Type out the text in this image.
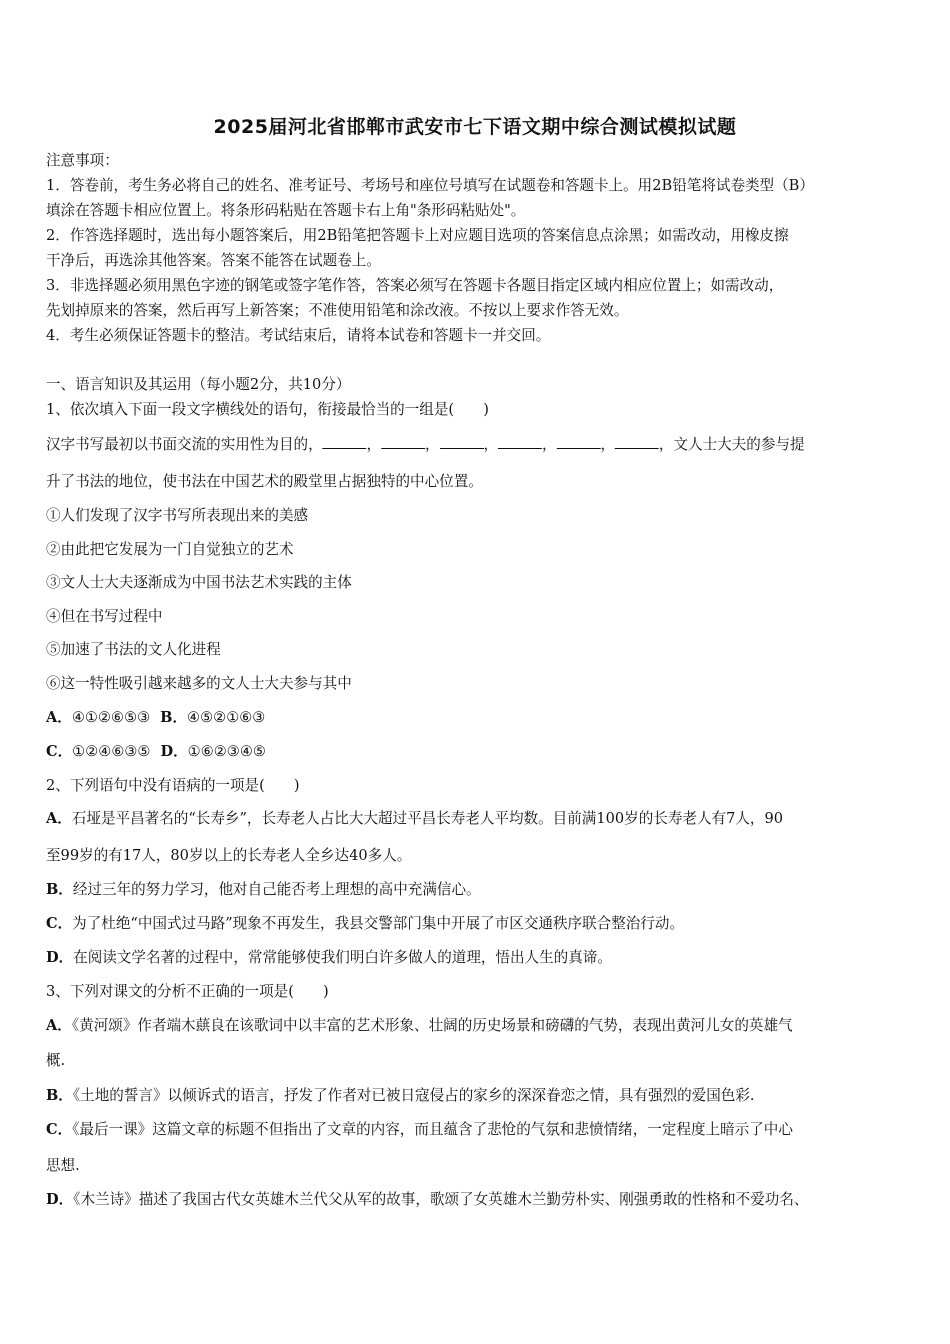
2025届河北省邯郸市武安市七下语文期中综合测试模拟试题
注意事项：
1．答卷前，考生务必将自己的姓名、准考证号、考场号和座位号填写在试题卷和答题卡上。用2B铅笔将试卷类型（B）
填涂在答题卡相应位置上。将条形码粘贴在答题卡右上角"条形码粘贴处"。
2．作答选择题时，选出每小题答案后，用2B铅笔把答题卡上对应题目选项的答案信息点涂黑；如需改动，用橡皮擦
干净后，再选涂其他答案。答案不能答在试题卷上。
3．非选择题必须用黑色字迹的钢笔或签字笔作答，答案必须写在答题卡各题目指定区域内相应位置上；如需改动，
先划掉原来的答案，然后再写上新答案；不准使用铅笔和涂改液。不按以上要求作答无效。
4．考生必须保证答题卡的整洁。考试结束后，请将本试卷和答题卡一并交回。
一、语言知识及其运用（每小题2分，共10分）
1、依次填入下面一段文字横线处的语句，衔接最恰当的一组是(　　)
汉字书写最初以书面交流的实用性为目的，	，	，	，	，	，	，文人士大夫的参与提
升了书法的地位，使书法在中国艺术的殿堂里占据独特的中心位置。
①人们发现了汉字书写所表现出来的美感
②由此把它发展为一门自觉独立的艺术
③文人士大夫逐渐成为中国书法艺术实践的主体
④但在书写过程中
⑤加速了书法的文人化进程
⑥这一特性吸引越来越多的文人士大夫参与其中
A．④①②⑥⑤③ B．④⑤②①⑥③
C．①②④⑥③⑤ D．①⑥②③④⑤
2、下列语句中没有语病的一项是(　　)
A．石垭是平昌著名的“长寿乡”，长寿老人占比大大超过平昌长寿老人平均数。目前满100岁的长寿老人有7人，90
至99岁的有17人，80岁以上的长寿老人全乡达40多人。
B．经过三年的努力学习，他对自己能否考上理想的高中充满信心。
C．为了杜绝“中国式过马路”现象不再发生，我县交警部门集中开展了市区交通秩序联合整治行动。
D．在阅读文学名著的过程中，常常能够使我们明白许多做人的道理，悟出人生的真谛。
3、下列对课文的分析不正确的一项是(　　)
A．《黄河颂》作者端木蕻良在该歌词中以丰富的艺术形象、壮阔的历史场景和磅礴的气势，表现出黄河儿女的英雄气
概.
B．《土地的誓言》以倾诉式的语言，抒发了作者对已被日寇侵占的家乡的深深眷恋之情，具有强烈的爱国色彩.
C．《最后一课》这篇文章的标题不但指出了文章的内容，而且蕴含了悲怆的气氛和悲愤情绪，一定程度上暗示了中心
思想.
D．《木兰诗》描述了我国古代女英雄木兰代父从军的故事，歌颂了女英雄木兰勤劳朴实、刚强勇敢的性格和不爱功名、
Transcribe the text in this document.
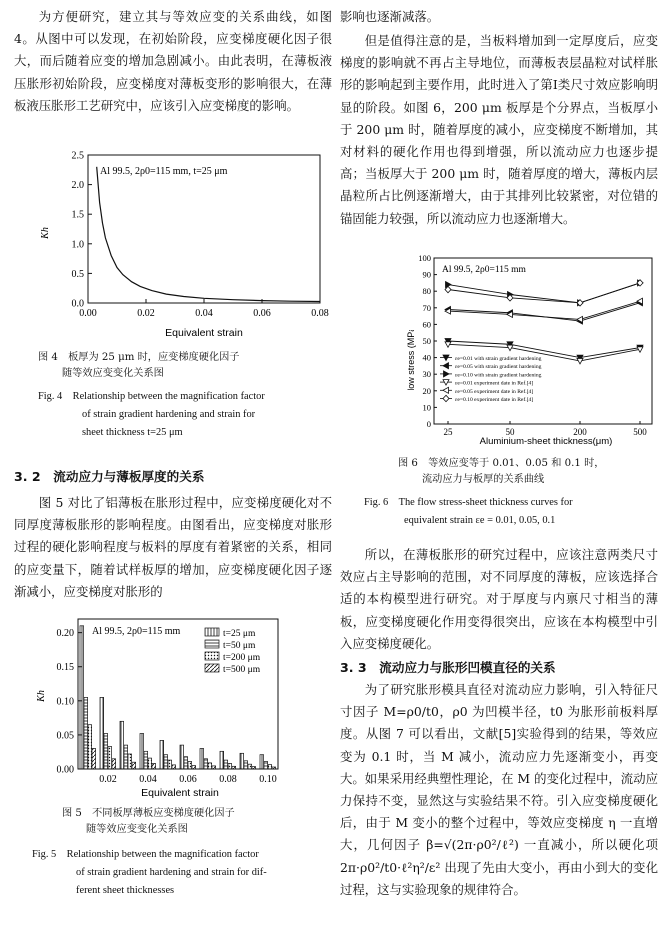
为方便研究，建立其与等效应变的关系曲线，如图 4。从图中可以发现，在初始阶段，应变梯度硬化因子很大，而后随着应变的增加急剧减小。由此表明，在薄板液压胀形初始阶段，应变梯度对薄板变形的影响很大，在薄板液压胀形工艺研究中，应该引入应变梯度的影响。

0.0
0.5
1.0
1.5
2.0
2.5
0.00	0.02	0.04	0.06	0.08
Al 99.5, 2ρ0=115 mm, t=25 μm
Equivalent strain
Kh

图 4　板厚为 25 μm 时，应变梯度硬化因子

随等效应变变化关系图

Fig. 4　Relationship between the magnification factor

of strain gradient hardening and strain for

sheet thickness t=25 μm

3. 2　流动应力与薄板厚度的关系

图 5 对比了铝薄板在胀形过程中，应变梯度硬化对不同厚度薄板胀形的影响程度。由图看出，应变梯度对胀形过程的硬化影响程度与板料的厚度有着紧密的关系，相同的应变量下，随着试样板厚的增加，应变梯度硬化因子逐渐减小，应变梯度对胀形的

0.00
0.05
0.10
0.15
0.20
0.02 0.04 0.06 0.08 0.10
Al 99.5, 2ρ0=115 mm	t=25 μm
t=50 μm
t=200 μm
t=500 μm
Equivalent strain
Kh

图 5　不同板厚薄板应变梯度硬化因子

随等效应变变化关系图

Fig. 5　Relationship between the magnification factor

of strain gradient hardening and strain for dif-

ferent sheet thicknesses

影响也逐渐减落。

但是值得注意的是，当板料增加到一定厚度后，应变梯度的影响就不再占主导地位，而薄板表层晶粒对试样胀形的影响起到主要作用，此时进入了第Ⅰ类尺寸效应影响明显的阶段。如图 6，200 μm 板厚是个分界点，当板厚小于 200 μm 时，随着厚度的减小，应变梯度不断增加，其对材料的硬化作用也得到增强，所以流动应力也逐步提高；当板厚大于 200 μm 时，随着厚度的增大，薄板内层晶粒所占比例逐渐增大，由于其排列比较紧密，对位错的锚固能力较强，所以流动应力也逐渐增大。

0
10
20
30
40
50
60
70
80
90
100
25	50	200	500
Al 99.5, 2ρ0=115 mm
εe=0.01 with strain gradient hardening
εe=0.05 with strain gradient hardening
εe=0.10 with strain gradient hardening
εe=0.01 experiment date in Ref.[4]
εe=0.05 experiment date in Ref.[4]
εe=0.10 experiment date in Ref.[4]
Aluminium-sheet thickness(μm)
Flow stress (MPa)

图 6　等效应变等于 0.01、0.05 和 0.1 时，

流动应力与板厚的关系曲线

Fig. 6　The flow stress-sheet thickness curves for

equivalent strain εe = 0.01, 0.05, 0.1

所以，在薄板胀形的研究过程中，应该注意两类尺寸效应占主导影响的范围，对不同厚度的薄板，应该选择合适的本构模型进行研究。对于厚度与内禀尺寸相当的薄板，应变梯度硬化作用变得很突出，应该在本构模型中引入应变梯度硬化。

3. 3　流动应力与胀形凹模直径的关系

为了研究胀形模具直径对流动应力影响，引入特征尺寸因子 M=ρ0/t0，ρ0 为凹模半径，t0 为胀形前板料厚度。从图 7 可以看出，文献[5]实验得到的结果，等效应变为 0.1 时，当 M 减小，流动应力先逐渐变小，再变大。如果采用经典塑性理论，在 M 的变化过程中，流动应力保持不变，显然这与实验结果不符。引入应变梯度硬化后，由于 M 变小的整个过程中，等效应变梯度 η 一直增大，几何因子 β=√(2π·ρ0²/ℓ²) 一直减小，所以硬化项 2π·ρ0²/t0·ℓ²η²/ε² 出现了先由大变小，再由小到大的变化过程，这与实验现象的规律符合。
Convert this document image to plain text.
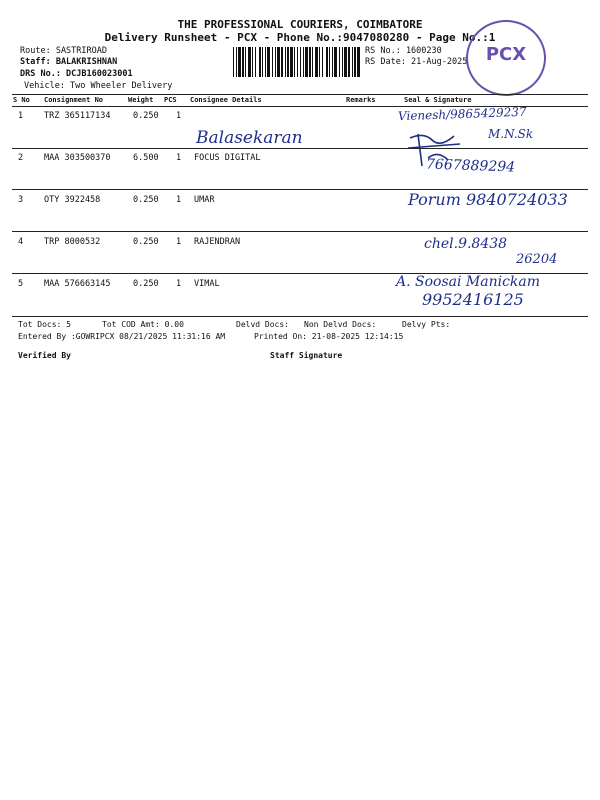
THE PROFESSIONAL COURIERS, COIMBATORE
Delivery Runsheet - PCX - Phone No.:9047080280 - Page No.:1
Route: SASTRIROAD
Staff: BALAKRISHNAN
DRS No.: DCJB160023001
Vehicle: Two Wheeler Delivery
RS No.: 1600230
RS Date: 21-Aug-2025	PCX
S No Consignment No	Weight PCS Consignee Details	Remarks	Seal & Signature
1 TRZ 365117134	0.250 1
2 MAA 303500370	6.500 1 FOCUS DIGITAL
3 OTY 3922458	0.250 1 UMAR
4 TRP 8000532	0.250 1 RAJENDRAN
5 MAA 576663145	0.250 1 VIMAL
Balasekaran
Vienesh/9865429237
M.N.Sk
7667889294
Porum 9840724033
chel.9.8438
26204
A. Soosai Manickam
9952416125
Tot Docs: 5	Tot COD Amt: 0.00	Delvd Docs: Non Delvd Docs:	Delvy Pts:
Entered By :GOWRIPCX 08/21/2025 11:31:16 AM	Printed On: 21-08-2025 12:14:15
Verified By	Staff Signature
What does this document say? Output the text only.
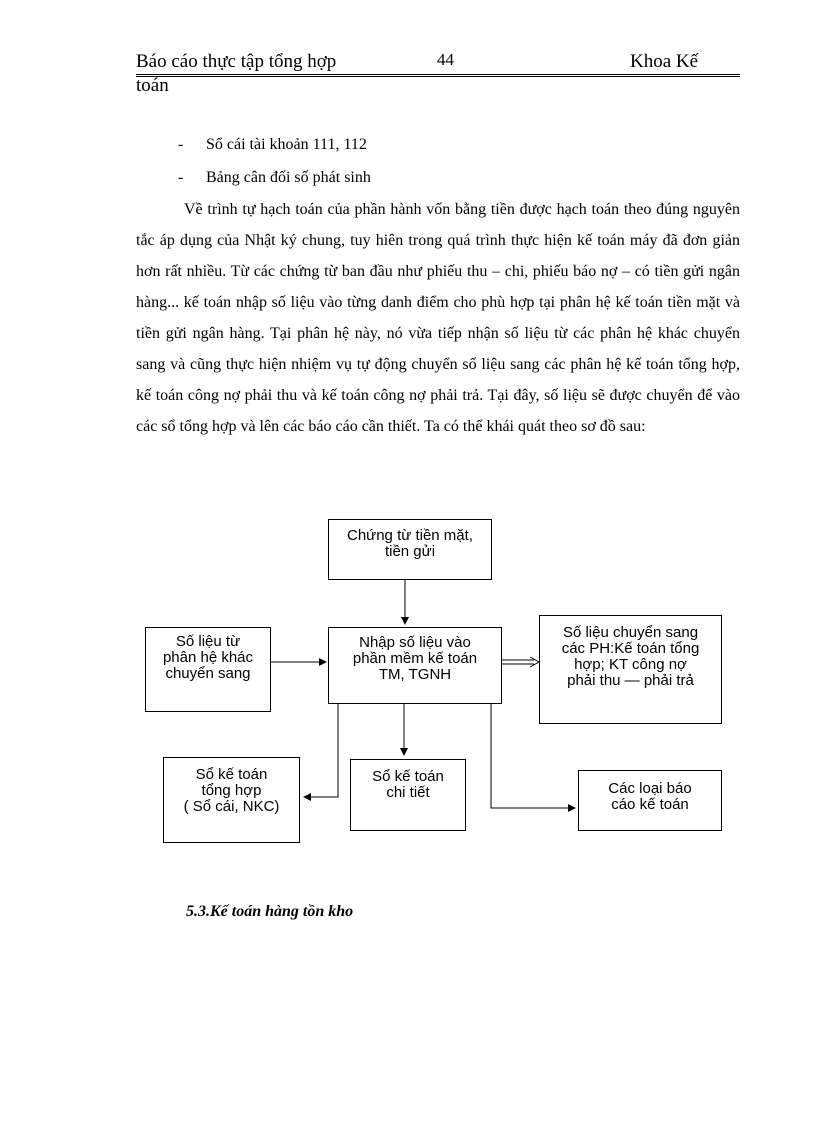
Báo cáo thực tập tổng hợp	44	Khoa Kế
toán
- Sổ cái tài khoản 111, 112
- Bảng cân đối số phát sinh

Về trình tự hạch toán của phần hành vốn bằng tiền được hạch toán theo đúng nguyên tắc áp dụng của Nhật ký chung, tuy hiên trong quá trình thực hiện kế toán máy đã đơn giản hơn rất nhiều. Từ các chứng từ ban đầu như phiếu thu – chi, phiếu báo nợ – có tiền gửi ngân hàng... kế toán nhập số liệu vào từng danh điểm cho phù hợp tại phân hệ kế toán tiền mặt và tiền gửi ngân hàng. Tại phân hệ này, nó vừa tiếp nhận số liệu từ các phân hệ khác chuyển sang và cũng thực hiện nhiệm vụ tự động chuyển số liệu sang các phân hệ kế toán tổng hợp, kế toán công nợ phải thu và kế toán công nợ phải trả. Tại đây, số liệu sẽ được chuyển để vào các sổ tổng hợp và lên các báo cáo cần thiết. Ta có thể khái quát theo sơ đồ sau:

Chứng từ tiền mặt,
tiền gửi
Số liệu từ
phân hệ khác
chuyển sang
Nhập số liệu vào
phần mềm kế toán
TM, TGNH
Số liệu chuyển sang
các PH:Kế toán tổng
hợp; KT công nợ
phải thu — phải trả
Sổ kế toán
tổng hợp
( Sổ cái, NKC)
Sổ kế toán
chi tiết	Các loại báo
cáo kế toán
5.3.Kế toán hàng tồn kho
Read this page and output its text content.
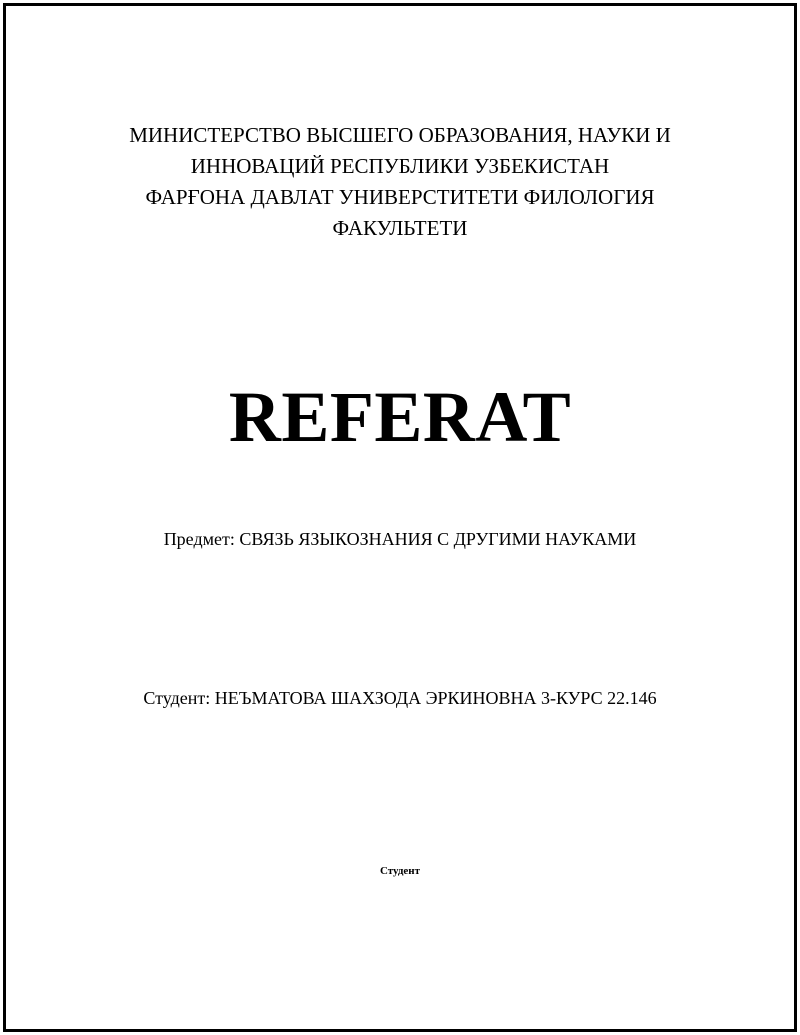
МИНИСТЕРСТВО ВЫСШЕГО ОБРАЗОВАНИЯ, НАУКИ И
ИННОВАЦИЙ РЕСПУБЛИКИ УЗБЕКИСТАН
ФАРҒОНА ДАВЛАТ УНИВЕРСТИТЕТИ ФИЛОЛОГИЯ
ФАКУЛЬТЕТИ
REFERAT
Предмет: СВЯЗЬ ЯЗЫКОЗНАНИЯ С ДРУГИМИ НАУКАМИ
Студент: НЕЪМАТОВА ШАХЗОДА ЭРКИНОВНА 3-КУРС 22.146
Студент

____

| Problem statement |
Give again exactly the lines from the one holding "Read this page and output its text content." to the final line of the records, both ends included; any pictures stay out.

| Exercise answer |
Read this page and output its text content.
МИНИСТЕРСТВО ВЫСШЕГО ОБРАЗОВАНИЯ, НАУКИ И
ИННОВАЦИЙ РЕСПУБЛИКИ УЗБЕКИСТАН
ФАРҒОНА ДАВЛАТ УНИВЕРСТИТЕТИ ФИЛОЛОГИЯ
ФАКУЛЬТЕТИ
REFERAT
Предмет: СВЯЗЬ ЯЗЫКОЗНАНИЯ С ДРУГИМИ НАУКАМИ
Студент: НЕЪМАТОВА ШАХЗОДА ЭРКИНОВНА 3-КУРС 22.146
Студент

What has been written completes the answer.